Directions: Print the records below exactly, starting at the line that contains "Localize all elements." and ending at the line that contains "donut-slice [5,0,299,578]", both lines included. Omit the pictures from your output.

Dataset entries:
____

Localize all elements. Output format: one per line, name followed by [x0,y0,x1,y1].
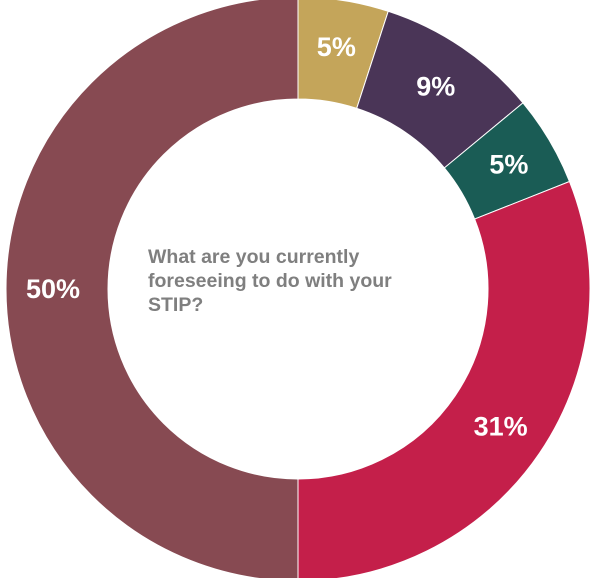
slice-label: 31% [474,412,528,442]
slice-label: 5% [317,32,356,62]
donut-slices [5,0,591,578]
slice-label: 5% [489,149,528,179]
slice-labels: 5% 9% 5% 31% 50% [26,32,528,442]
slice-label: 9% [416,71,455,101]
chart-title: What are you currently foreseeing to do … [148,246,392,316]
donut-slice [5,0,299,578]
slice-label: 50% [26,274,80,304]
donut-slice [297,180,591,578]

____

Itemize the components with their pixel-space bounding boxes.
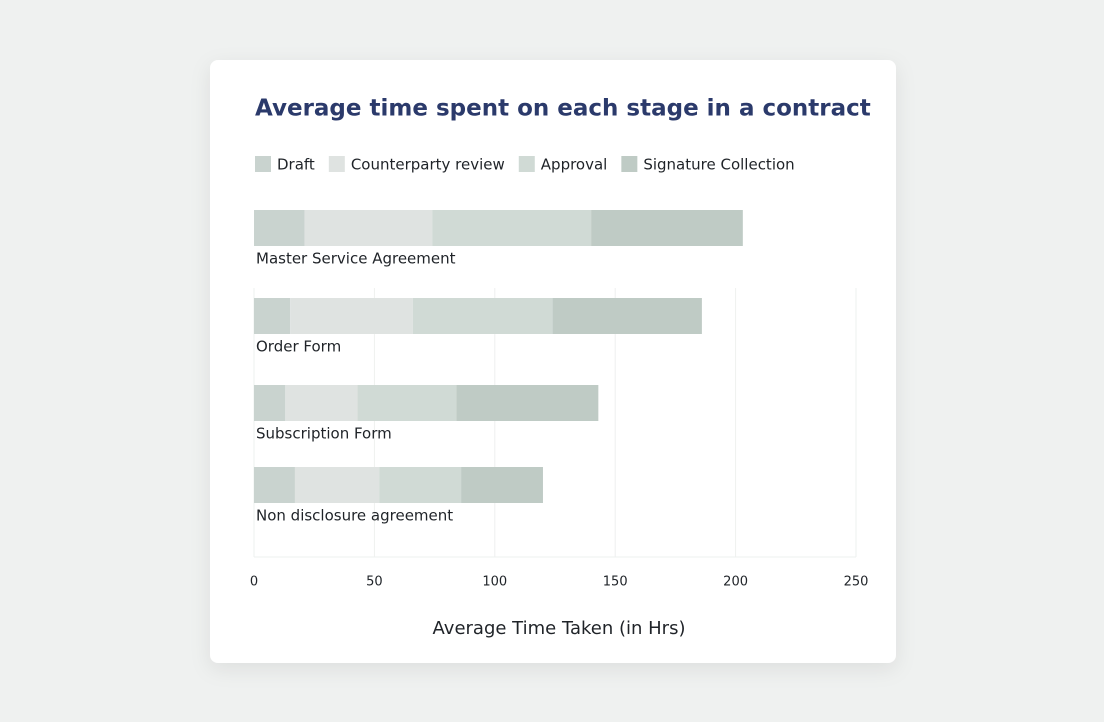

____

Solution to this exercise:
Localize all elements. Output format: one per line, name followed by [x0,y0,x1,y1].
slice-label: 31% [474,412,528,442]
slice-label: 5% [317,32,356,62]
donut-slices [5,0,591,578]
slice-label: 5% [489,149,528,179]
slice-labels: 5% 9% 5% 31% 50% [26,32,528,442]
slice-label: 9% [416,71,455,101]
chart-title: What are you currently foreseeing to do … [148,246,392,316]
donut-slice [5,0,299,578]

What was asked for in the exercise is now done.